Task directions
Scan the material and copy every line in which "checked" appears.

Entries supplied
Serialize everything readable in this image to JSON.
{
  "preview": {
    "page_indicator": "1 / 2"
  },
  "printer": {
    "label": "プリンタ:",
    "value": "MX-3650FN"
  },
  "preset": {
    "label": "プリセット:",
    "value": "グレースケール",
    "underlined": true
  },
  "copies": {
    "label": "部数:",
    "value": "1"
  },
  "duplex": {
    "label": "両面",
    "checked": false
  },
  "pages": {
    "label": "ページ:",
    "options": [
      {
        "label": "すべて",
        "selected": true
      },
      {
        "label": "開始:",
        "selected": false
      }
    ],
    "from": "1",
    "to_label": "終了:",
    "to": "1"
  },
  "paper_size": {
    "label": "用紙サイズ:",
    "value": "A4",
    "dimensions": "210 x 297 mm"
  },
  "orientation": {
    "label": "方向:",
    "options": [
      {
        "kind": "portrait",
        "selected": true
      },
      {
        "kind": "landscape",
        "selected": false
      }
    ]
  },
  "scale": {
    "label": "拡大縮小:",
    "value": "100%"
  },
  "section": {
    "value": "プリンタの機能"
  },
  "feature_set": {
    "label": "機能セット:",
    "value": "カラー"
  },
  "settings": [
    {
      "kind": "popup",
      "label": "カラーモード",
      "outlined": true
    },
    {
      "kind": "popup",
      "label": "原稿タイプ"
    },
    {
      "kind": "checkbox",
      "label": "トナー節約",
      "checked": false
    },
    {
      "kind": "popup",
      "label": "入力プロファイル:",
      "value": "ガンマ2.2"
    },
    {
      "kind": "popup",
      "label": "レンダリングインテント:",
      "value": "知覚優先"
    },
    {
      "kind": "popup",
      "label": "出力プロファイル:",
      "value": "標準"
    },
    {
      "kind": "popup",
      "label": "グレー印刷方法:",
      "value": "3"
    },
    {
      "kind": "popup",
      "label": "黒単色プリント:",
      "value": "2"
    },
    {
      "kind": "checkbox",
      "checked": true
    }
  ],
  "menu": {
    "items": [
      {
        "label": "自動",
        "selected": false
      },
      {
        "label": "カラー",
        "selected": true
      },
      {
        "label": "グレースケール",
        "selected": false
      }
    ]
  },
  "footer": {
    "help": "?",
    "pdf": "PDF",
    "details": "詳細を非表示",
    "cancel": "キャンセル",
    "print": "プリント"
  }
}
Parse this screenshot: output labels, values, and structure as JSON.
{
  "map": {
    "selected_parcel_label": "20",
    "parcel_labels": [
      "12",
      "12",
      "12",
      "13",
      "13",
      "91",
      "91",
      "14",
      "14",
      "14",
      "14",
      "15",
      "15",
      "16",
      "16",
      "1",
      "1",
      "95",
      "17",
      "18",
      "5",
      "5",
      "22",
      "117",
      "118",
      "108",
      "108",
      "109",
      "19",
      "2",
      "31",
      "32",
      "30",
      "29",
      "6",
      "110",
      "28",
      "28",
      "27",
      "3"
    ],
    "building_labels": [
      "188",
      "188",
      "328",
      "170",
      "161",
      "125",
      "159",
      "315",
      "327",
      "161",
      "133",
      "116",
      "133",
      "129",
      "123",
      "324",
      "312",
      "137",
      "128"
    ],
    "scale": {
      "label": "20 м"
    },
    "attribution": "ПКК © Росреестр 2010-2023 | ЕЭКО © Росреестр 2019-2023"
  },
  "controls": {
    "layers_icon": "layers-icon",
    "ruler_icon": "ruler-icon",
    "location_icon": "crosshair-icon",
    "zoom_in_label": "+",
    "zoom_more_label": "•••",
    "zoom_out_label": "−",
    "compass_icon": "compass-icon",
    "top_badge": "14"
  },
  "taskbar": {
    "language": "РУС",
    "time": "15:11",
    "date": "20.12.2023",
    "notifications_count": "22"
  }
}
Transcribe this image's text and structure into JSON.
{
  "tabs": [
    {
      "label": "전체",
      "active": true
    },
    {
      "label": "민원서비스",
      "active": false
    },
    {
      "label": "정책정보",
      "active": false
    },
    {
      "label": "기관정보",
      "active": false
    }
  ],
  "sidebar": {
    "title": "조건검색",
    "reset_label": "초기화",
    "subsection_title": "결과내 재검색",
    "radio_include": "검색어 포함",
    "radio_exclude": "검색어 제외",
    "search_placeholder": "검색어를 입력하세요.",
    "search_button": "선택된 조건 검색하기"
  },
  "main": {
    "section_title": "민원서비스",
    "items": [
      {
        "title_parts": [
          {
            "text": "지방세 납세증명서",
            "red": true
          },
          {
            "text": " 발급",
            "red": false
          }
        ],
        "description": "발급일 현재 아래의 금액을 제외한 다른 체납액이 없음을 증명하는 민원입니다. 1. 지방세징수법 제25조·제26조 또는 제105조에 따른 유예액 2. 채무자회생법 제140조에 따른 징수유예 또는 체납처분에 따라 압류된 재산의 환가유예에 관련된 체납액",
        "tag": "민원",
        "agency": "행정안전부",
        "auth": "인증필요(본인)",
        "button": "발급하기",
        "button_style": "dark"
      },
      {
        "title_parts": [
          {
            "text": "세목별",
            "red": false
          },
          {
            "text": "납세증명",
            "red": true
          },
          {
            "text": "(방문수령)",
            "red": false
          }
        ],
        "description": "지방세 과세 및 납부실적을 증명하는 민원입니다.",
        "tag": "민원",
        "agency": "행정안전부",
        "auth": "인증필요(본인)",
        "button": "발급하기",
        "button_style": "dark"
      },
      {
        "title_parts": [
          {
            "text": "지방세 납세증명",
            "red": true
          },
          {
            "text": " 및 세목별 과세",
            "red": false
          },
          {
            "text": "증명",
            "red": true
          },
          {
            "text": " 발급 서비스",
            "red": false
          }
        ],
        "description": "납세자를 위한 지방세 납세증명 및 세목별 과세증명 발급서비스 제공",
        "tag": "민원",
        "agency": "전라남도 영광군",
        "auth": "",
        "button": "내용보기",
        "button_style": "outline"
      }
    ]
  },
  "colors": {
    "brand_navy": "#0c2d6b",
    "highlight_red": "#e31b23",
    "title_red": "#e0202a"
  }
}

Finished exercise
    "checked": false
      "checked": false
      "checked": true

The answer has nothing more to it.